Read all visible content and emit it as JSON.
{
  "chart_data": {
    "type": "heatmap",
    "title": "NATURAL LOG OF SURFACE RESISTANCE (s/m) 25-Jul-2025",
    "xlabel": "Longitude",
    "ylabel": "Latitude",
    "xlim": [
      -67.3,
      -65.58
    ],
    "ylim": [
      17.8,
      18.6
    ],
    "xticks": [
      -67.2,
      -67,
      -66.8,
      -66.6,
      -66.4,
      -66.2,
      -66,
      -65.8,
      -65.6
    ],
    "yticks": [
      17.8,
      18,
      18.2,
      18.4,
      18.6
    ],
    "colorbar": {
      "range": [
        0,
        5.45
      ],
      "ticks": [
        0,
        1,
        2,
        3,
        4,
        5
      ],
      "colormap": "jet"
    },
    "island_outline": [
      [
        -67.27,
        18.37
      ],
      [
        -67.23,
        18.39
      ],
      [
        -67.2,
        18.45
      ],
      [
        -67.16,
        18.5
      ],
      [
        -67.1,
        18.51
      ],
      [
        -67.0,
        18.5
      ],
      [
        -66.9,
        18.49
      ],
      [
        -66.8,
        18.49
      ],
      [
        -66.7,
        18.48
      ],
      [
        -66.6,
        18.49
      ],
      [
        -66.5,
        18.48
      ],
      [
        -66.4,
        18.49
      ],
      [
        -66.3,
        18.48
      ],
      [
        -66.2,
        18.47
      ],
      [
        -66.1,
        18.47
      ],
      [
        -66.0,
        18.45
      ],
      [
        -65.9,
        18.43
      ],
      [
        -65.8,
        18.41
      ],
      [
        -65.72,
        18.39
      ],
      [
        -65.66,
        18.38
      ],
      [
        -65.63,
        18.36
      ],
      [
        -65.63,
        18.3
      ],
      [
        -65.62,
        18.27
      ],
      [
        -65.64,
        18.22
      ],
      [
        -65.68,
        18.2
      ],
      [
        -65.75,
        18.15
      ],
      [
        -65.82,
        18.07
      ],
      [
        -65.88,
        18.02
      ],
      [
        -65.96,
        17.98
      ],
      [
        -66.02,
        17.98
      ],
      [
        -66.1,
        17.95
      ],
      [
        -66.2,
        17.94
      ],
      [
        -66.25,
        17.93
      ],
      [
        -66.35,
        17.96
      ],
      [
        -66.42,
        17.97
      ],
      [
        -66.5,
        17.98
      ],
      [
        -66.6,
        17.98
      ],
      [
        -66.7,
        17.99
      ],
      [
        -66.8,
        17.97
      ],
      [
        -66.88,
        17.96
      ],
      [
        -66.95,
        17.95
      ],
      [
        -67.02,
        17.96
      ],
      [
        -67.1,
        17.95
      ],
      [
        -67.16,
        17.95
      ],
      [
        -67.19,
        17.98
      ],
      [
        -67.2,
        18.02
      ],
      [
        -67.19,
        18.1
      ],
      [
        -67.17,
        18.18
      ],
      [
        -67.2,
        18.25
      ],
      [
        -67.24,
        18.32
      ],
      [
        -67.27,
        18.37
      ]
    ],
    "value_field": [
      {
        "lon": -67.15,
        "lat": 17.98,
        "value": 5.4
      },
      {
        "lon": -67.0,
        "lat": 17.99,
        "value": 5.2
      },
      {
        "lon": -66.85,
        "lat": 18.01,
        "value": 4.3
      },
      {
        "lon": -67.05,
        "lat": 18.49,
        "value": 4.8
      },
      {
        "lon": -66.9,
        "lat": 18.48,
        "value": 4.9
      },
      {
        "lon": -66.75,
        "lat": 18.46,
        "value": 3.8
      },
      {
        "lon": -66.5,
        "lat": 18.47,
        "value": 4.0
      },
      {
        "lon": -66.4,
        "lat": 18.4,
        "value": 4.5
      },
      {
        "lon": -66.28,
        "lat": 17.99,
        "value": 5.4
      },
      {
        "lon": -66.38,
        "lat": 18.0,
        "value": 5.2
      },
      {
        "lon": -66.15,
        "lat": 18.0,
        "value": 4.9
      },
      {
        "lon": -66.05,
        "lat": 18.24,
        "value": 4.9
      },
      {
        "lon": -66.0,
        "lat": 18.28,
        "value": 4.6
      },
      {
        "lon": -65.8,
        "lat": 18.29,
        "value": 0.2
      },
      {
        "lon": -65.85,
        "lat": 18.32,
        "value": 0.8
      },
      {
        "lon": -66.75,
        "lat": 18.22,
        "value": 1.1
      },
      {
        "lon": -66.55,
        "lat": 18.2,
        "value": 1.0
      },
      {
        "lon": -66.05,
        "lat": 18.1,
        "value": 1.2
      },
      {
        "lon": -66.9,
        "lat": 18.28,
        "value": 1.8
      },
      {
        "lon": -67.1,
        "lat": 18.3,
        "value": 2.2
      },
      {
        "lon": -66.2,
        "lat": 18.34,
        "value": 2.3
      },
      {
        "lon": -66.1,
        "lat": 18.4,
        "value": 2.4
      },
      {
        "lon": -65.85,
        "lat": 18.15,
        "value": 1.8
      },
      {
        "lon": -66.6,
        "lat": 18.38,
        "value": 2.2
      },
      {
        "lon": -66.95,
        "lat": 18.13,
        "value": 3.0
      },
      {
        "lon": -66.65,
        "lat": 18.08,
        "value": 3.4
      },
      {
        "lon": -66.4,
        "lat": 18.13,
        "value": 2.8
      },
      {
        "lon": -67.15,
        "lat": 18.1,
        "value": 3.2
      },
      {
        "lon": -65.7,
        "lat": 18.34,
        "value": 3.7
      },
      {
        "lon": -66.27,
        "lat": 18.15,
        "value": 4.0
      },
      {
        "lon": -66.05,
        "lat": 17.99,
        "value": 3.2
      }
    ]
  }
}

------------------------------------------------

Give the entries again in full, exactly as they are written.

§ Exercise output:
Read all visible content and emit it as JSON.
{
  "chart_data": {
    "type": "heatmap",
    "title": "NATURAL LOG OF SURFACE RESISTANCE (s/m) 25-Jul-2025",
    "xlabel": "Longitude",
    "ylabel": "Latitude",
    "xlim": [
      -67.3,
      -65.58
    ],
    "ylim": [
      17.8,
      18.6
    ],
    "xticks": [
      -67.2,
      -67,
      -66.8,
      -66.6,
      -66.4,
      -66.2,
      -66,
      -65.8,
      -65.6
    ],
    "yticks": [
      17.8,
      18,
      18.2,
      18.4,
      18.6
    ],
    "colorbar": {
      "range": [
        0,
        5.45
      ],
      "ticks": [
        0,
        1,
        2,
        3,
        4,
        5
      ],
      "colormap": "jet"
    },
    "island_outline": [
      [
        -67.27,
        18.37
      ],
      [
        -67.23,
        18.39
      ],
      [
        -67.2,
        18.45
      ],
      [
        -67.16,
        18.5
      ],
      [
        -67.1,
        18.51
      ],
      [
        -67.0,
        18.5
      ],
      [
        -66.9,
        18.49
      ],
      [
        -66.8,
        18.49
      ],
      [
        -66.7,
        18.48
      ],
      [
        -66.6,
        18.49
      ],
      [
        -66.5,
        18.48
      ],
      [
        -66.4,
        18.49
      ],
      [
        -66.3,
        18.48
      ],
      [
        -66.2,
        18.47
      ],
      [
        -66.1,
        18.47
      ],
      [
        -66.0,
        18.45
      ],
      [
        -65.9,
        18.43
      ],
      [
        -65.8,
        18.41
      ],
      [
        -65.72,
        18.39
      ],
      [
        -65.66,
        18.38
      ],
      [
        -65.63,
        18.36
      ],
      [
        -65.63,
        18.3
      ],
      [
        -65.62,
        18.27
      ],
      [
        -65.64,
        18.22
      ],
      [
        -65.68,
        18.2
      ],
      [
        -65.75,
        18.15
      ],
      [
        -65.82,
        18.07
      ],
      [
        -65.88,
        18.02
      ],
      [
        -65.96,
        17.98
      ],
      [
        -66.02,
        17.98
      ],
      [
        -66.1,
        17.95
      ],
      [
        -66.2,
        17.94
      ],
      [
        -66.25,
        17.93
      ],
      [
        -66.35,
        17.96
      ],
      [
        -66.42,
        17.97
      ],
      [
        -66.5,
        17.98
      ],
      [
        -66.6,
        17.98
      ],
      [
        -66.7,
        17.99
      ],
      [
        -66.8,
        17.97
      ],
      [
        -66.88,
        17.96
      ],
      [
        -66.95,
        17.95
      ],
      [
        -67.02,
        17.96
      ],
      [
        -67.1,
        17.95
      ],
      [
        -67.16,
        17.95
      ],
      [
        -67.19,
        17.98
      ],
      [
        -67.2,
        18.02
      ],
      [
        -67.19,
        18.1
      ],
      [
        -67.17,
        18.18
      ],
      [
        -67.2,
        18.25
      ],
      [
        -67.24,
        18.32
      ],
      [
        -67.27,
        18.37
      ]
    ],
    "value_field": [
      {
        "lon": -67.15,
        "lat": 17.98,
        "value": 5.4
      },
      {
        "lon": -67.0,
        "lat": 17.99,
        "value": 5.2
      },
      {
        "lon": -66.85,
        "lat": 18.01,
        "value": 4.3
      },
      {
        "lon": -67.05,
        "lat": 18.49,
        "value": 4.8
      },
      {
        "lon": -66.9,
        "lat": 18.48,
        "value": 4.9
      },
      {
        "lon": -66.75,
        "lat": 18.46,
        "value": 3.8
      },
      {
        "lon": -66.5,
        "lat": 18.47,
        "value": 4.0
      },
      {
        "lon": -66.4,
        "lat": 18.4,
        "value": 4.5
      },
      {
        "lon": -66.28,
        "lat": 17.99,
        "value": 5.4
      },
      {
        "lon": -66.38,
        "lat": 18.0,
        "value": 5.2
      },
      {
        "lon": -66.15,
        "lat": 18.0,
        "value": 4.9
      },
      {
        "lon": -66.05,
        "lat": 18.24,
        "value": 4.9
      },
      {
        "lon": -66.0,
        "lat": 18.28,
        "value": 4.6
      },
      {
        "lon": -65.8,
        "lat": 18.29,
        "value": 0.2
      },
      {
        "lon": -65.85,
        "lat": 18.32,
        "value": 0.8
      },
      {
        "lon": -66.75,
        "lat": 18.22,
        "value": 1.1
      },
      {
        "lon": -66.55,
        "lat": 18.2,
        "value": 1.0
      },
      {
        "lon": -66.05,
        "lat": 18.1,
        "value": 1.2
      },
      {
        "lon": -66.9,
        "lat": 18.28,
        "value": 1.8
      },
      {
        "lon": -67.1,
        "lat": 18.3,
        "value": 2.2
      },
      {
        "lon": -66.2,
        "lat": 18.34,
        "value": 2.3
      },
      {
        "lon": -66.1,
        "lat": 18.4,
        "value": 2.4
      },
      {
        "lon": -65.85,
        "lat": 18.15,
        "value": 1.8
      },
      {
        "lon": -66.6,
        "lat": 18.38,
        "value": 2.2
      },
      {
        "lon": -66.95,
        "lat": 18.13,
        "value": 3.0
      },
      {
        "lon": -66.65,
        "lat": 18.08,
        "value": 3.4
      },
      {
        "lon": -66.4,
        "lat": 18.13,
        "value": 2.8
      },
      {
        "lon": -67.15,
        "lat": 18.1,
        "value": 3.2
      },
      {
        "lon": -65.7,
        "lat": 18.34,
        "value": 3.7
      },
      {
        "lon": -66.27,
        "lat": 18.15,
        "value": 4.0
      },
      {
        "lon": -66.05,
        "lat": 17.99,
        "value": 3.2
      }
    ]
  }
}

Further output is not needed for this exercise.